(Stored data entries)
┄┄┄┄┄┄┄┄┄┄
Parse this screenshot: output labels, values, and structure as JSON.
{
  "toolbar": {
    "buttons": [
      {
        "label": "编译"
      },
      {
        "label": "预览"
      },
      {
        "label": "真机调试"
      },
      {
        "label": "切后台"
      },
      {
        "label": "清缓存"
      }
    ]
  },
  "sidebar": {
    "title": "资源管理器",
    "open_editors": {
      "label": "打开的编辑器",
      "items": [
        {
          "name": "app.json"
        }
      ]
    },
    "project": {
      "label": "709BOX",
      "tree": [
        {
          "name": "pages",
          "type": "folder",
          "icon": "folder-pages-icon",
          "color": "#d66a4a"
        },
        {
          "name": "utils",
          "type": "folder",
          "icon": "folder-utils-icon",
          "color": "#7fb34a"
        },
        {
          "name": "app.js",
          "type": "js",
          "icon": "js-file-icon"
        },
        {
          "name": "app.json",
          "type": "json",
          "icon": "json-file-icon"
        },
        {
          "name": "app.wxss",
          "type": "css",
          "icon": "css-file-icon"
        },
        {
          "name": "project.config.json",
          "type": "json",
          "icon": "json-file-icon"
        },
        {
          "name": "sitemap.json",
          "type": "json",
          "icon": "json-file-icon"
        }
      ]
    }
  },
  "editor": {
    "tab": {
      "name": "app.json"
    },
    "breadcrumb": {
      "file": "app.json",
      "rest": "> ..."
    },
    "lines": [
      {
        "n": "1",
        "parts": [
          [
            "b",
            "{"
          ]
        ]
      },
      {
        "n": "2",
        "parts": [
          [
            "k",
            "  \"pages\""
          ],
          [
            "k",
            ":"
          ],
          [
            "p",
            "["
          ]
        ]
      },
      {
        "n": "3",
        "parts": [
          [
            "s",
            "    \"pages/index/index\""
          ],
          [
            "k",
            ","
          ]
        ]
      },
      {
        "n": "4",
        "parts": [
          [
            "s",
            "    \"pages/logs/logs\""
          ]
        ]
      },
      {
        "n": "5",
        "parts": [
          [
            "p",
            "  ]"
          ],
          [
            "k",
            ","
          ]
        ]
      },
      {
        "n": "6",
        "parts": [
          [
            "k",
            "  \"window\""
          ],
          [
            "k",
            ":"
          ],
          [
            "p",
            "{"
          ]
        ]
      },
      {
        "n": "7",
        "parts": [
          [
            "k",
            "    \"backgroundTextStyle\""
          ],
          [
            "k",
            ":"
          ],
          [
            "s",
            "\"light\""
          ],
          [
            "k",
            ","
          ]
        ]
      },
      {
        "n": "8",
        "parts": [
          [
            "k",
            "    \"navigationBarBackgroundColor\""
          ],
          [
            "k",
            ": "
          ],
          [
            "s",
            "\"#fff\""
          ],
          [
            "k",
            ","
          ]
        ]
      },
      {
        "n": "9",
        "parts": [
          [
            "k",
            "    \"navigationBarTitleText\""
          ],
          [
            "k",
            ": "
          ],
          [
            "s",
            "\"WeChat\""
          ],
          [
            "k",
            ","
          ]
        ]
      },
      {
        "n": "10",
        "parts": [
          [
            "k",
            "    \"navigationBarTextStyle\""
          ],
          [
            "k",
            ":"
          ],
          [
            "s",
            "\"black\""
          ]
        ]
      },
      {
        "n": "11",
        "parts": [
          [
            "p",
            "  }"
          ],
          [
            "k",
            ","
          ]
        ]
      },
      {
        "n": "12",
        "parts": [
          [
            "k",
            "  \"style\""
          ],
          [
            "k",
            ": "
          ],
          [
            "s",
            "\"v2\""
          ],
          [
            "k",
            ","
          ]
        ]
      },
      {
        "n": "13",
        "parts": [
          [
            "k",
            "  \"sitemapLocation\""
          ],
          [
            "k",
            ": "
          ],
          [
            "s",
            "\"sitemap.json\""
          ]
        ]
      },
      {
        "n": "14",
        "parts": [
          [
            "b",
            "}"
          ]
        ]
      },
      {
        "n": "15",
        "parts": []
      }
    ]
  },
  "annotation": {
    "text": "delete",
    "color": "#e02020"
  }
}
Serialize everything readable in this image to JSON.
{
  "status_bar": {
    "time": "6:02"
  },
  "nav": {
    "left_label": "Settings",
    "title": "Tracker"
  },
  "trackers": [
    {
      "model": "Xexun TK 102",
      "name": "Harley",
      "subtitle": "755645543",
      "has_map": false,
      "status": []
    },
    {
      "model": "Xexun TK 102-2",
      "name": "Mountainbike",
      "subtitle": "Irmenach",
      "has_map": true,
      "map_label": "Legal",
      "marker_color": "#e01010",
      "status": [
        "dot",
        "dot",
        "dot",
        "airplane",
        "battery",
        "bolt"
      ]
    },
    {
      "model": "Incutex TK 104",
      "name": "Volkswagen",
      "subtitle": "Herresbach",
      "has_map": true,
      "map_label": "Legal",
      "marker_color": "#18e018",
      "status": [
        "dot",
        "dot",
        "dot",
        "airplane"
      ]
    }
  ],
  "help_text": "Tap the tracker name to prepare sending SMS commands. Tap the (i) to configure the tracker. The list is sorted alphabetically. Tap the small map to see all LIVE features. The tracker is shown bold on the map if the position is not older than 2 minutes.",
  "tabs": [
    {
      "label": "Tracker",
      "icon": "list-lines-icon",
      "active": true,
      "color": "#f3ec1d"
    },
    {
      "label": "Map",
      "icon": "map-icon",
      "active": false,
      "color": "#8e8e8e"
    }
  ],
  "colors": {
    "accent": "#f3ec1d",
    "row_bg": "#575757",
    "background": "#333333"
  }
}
┄┄┄┄┄┄┄┄┄┄
▸ **Task goal**
Give back the data above exactly as it appears.

▸ **Answer to this task**
Parse this screenshot: output labels, values, and structure as JSON.
{
  "toolbar": {
    "buttons": [
      {
        "label": "编译"
      },
      {
        "label": "预览"
      },
      {
        "label": "真机调试"
      },
      {
        "label": "切后台"
      },
      {
        "label": "清缓存"
      }
    ]
  },
  "sidebar": {
    "title": "资源管理器",
    "open_editors": {
      "label": "打开的编辑器",
      "items": [
        {
          "name": "app.json"
        }
      ]
    },
    "project": {
      "label": "709BOX",
      "tree": [
        {
          "name": "pages",
          "type": "folder",
          "icon": "folder-pages-icon",
          "color": "#d66a4a"
        },
        {
          "name": "utils",
          "type": "folder",
          "icon": "folder-utils-icon",
          "color": "#7fb34a"
        },
        {
          "name": "app.js",
          "type": "js",
          "icon": "js-file-icon"
        },
        {
          "name": "app.json",
          "type": "json",
          "icon": "json-file-icon"
        },
        {
          "name": "app.wxss",
          "type": "css",
          "icon": "css-file-icon"
        },
        {
          "name": "project.config.json",
          "type": "json",
          "icon": "json-file-icon"
        },
        {
          "name": "sitemap.json",
          "type": "json",
          "icon": "json-file-icon"
        }
      ]
    }
  },
  "editor": {
    "tab": {
      "name": "app.json"
    },
    "breadcrumb": {
      "file": "app.json",
      "rest": "> ..."
    },
    "lines": [
      {
        "n": "1",
        "parts": [
          [
            "b",
            "{"
          ]
        ]
      },
      {
        "n": "2",
        "parts": [
          [
            "k",
            "  \"pages\""
          ],
          [
            "k",
            ":"
          ],
          [
            "p",
            "["
          ]
        ]
      },
      {
        "n": "3",
        "parts": [
          [
            "s",
            "    \"pages/index/index\""
          ],
          [
            "k",
            ","
          ]
        ]
      },
      {
        "n": "4",
        "parts": [
          [
            "s",
            "    \"pages/logs/logs\""
          ]
        ]
      },
      {
        "n": "5",
        "parts": [
          [
            "p",
            "  ]"
          ],
          [
            "k",
            ","
          ]
        ]
      },
      {
        "n": "6",
        "parts": [
          [
            "k",
            "  \"window\""
          ],
          [
            "k",
            ":"
          ],
          [
            "p",
            "{"
          ]
        ]
      },
      {
        "n": "7",
        "parts": [
          [
            "k",
            "    \"backgroundTextStyle\""
          ],
          [
            "k",
            ":"
          ],
          [
            "s",
            "\"light\""
          ],
          [
            "k",
            ","
          ]
        ]
      },
      {
        "n": "8",
        "parts": [
          [
            "k",
            "    \"navigationBarBackgroundColor\""
          ],
          [
            "k",
            ": "
          ],
          [
            "s",
            "\"#fff\""
          ],
          [
            "k",
            ","
          ]
        ]
      },
      {
        "n": "9",
        "parts": [
          [
            "k",
            "    \"navigationBarTitleText\""
          ],
          [
            "k",
            ": "
          ],
          [
            "s",
            "\"WeChat\""
          ],
          [
            "k",
            ","
          ]
        ]
      },
      {
        "n": "10",
        "parts": [
          [
            "k",
            "    \"navigationBarTextStyle\""
          ],
          [
            "k",
            ":"
          ],
          [
            "s",
            "\"black\""
          ]
        ]
      },
      {
        "n": "11",
        "parts": [
          [
            "p",
            "  }"
          ],
          [
            "k",
            ","
          ]
        ]
      },
      {
        "n": "12",
        "parts": [
          [
            "k",
            "  \"style\""
          ],
          [
            "k",
            ": "
          ],
          [
            "s",
            "\"v2\""
          ],
          [
            "k",
            ","
          ]
        ]
      },
      {
        "n": "13",
        "parts": [
          [
            "k",
            "  \"sitemapLocation\""
          ],
          [
            "k",
            ": "
          ],
          [
            "s",
            "\"sitemap.json\""
          ]
        ]
      },
      {
        "n": "14",
        "parts": [
          [
            "b",
            "}"
          ]
        ]
      },
      {
        "n": "15",
        "parts": []
      }
    ]
  },
  "annotation": {
    "text": "delete",
    "color": "#e02020"
  }
}
Serialize everything readable in this image to JSON.
{
  "status_bar": {
    "time": "6:02"
  },
  "nav": {
    "left_label": "Settings",
    "title": "Tracker"
  },
  "trackers": [
    {
      "model": "Xexun TK 102",
      "name": "Harley",
      "subtitle": "755645543",
      "has_map": false,
      "status": []
    },
    {
      "model": "Xexun TK 102-2",
      "name": "Mountainbike",
      "subtitle": "Irmenach",
      "has_map": true,
      "map_label": "Legal",
      "marker_color": "#e01010",
      "status": [
        "dot",
        "dot",
        "dot",
        "airplane",
        "battery",
        "bolt"
      ]
    },
    {
      "model": "Incutex TK 104",
      "name": "Volkswagen",
      "subtitle": "Herresbach",
      "has_map": true,
      "map_label": "Legal",
      "marker_color": "#18e018",
      "status": [
        "dot",
        "dot",
        "dot",
        "airplane"
      ]
    }
  ],
  "help_text": "Tap the tracker name to prepare sending SMS commands. Tap the (i) to configure the tracker. The list is sorted alphabetically. Tap the small map to see all LIVE features. The tracker is shown bold on the map if the position is not older than 2 minutes.",
  "tabs": [
    {
      "label": "Tracker",
      "icon": "list-lines-icon",
      "active": true,
      "color": "#f3ec1d"
    },
    {
      "label": "Map",
      "icon": "map-icon",
      "active": false,
      "color": "#8e8e8e"
    }
  ],
  "colors": {
    "accent": "#f3ec1d",
    "row_bg": "#575757",
    "background": "#333333"
  }
}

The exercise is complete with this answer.